## PROBLEM STATEMENT
Each line that holds the word "color" counts once; report how many lines do so and nothing else.

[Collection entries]
◇ ◇ ◇ ◇ ◇

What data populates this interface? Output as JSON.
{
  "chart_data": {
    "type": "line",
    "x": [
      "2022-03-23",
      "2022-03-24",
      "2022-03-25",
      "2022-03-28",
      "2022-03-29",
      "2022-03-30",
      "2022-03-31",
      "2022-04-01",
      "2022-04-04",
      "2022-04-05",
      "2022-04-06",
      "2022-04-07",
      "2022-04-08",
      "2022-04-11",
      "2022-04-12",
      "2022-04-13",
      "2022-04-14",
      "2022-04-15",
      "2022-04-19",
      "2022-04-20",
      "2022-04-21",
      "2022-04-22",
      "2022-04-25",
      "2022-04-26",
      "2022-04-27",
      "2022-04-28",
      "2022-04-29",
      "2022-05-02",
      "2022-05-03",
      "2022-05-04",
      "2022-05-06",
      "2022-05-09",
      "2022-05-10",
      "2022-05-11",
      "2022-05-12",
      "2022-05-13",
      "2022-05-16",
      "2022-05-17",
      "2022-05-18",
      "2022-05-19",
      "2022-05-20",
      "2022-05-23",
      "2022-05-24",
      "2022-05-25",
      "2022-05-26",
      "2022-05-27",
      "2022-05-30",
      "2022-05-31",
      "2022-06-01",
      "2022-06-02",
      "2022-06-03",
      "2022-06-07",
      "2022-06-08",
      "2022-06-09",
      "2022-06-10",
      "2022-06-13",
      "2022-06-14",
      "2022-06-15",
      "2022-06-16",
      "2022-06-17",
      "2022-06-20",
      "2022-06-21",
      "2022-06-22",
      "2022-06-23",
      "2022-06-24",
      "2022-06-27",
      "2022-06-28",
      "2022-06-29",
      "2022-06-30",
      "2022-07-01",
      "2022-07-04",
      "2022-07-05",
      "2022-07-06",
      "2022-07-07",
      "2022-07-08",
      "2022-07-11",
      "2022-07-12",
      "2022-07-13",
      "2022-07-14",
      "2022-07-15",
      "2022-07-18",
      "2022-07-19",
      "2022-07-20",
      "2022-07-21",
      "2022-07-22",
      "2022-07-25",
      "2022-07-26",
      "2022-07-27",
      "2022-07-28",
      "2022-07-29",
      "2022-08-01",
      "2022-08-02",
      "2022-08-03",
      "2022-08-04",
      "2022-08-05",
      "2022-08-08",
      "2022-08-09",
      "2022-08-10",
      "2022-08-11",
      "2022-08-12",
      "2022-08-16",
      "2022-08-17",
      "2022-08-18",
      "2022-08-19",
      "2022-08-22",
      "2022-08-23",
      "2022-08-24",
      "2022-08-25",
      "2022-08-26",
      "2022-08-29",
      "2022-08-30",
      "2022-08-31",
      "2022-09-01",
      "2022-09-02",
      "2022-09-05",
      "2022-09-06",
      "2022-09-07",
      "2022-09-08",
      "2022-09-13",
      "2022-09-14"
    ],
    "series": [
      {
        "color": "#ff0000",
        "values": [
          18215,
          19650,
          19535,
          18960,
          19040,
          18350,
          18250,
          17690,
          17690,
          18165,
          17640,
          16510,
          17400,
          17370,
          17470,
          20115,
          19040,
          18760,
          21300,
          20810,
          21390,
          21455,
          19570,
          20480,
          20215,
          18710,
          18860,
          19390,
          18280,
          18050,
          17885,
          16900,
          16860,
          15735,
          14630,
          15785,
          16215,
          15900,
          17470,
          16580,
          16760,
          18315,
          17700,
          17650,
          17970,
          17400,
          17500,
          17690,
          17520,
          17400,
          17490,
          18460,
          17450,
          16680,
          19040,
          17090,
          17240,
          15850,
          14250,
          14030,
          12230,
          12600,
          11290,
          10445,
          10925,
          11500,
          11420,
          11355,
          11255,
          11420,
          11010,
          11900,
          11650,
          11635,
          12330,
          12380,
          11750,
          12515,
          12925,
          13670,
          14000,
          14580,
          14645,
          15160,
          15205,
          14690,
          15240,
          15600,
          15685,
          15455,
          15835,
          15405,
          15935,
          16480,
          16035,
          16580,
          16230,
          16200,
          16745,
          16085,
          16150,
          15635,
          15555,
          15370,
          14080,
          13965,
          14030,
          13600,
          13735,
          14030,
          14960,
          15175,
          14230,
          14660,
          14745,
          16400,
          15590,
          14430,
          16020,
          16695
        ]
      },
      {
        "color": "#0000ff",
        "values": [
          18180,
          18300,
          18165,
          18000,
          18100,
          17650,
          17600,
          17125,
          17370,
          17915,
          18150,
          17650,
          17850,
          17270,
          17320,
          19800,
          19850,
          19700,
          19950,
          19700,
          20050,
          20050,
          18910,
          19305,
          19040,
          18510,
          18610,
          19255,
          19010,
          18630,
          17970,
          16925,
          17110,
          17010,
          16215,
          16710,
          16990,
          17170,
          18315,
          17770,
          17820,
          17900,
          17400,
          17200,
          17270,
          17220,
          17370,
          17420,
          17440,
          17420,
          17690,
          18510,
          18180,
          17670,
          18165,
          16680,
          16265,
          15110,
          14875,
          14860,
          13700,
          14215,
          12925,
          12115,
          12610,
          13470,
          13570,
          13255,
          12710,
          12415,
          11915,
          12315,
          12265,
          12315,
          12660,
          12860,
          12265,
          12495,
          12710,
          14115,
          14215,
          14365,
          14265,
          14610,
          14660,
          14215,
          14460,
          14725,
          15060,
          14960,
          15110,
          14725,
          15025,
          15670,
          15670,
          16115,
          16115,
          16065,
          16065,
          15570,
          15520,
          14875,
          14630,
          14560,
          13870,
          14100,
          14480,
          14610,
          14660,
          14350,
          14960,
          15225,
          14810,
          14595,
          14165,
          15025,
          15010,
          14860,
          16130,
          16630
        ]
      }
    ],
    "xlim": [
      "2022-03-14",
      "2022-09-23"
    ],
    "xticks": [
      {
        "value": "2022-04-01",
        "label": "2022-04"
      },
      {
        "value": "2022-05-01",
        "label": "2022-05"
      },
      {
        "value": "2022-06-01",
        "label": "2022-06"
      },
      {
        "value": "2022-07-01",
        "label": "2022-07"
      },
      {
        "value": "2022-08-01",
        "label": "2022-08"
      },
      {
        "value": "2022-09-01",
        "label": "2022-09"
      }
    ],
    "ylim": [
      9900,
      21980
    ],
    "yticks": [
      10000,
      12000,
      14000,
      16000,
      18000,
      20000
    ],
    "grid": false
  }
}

◇ ◇ ◇ ◇ ◇

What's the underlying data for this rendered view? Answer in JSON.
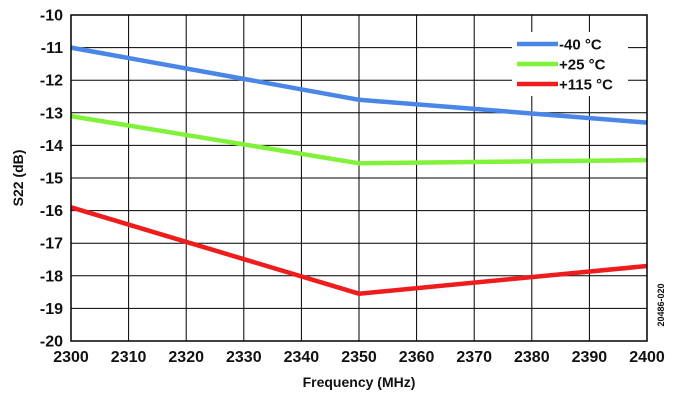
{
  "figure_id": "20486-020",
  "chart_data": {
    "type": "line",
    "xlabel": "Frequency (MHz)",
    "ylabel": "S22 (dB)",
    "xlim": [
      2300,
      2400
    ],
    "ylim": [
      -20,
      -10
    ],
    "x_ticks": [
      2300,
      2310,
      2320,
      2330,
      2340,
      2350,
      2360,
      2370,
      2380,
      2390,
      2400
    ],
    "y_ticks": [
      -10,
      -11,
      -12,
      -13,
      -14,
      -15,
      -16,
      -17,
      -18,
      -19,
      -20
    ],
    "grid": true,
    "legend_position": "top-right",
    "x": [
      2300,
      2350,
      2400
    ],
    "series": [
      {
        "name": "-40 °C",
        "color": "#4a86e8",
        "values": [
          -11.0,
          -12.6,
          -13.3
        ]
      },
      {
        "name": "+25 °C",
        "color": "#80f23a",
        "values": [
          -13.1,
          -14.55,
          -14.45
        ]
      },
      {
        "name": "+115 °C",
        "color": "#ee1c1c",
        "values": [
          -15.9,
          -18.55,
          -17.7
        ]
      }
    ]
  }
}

◇ ◇ ◇ ◇ ◇

## ANSWER TO THE TASK
5